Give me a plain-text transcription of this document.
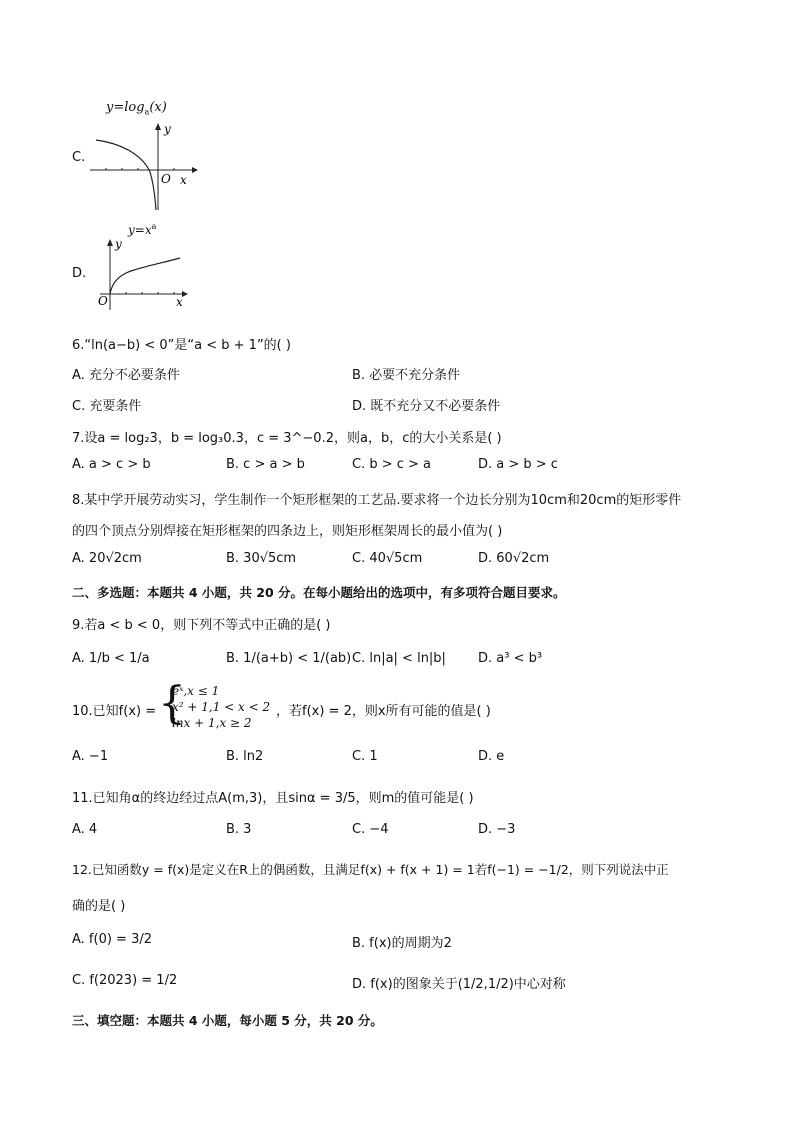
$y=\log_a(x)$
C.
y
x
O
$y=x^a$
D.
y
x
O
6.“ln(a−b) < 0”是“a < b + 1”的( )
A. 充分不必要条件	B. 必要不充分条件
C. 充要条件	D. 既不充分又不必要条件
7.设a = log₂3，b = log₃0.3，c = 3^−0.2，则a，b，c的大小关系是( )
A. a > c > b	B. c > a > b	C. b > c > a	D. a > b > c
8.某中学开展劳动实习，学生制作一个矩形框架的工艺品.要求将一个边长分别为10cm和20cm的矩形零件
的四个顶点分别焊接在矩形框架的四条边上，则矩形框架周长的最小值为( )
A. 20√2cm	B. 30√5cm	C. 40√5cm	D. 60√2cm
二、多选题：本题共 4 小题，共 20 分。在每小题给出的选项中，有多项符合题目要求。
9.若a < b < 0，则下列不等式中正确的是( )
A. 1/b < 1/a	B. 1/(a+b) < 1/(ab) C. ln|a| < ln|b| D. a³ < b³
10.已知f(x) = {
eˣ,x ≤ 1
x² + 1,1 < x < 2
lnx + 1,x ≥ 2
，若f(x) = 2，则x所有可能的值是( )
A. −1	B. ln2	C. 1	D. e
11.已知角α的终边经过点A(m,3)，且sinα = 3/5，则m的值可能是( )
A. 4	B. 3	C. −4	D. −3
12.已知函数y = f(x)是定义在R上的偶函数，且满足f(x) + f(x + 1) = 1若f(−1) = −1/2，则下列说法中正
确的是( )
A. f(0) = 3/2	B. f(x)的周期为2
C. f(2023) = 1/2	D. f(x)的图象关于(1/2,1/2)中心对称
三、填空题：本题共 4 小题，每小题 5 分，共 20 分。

§ Given problem:
Repeat each record exactly as shown above, dropping all images.

§ Reply to the task:
Give me a plain-text transcription of this document.
$y=\log_a(x)$
C.
y
x
O
$y=x^a$
D.
y
x
O
6.“ln(a−b) < 0”是“a < b + 1”的( )
A. 充分不必要条件	B. 必要不充分条件
C. 充要条件	D. 既不充分又不必要条件
7.设a = log₂3，b = log₃0.3，c = 3^−0.2，则a，b，c的大小关系是( )
A. a > c > b	B. c > a > b	C. b > c > a	D. a > b > c
8.某中学开展劳动实习，学生制作一个矩形框架的工艺品.要求将一个边长分别为10cm和20cm的矩形零件
的四个顶点分别焊接在矩形框架的四条边上，则矩形框架周长的最小值为( )
A. 20√2cm	B. 30√5cm	C. 40√5cm	D. 60√2cm
二、多选题：本题共 4 小题，共 20 分。在每小题给出的选项中，有多项符合题目要求。
9.若a < b < 0，则下列不等式中正确的是( )
A. 1/b < 1/a	B. 1/(a+b) < 1/(ab) C. ln|a| < ln|b| D. a³ < b³
10.已知f(x) = {
eˣ,x ≤ 1
x² + 1,1 < x < 2
lnx + 1,x ≥ 2
，若f(x) = 2，则x所有可能的值是( )
A. −1	B. ln2	C. 1	D. e
11.已知角α的终边经过点A(m,3)，且sinα = 3/5，则m的值可能是( )
A. 4	B. 3	C. −4	D. −3
12.已知函数y = f(x)是定义在R上的偶函数，且满足f(x) + f(x + 1) = 1若f(−1) = −1/2，则下列说法中正
确的是( )
A. f(0) = 3/2	B. f(x)的周期为2
C. f(2023) = 1/2	D. f(x)的图象关于(1/2,1/2)中心对称
三、填空题：本题共 4 小题，每小题 5 分，共 20 分。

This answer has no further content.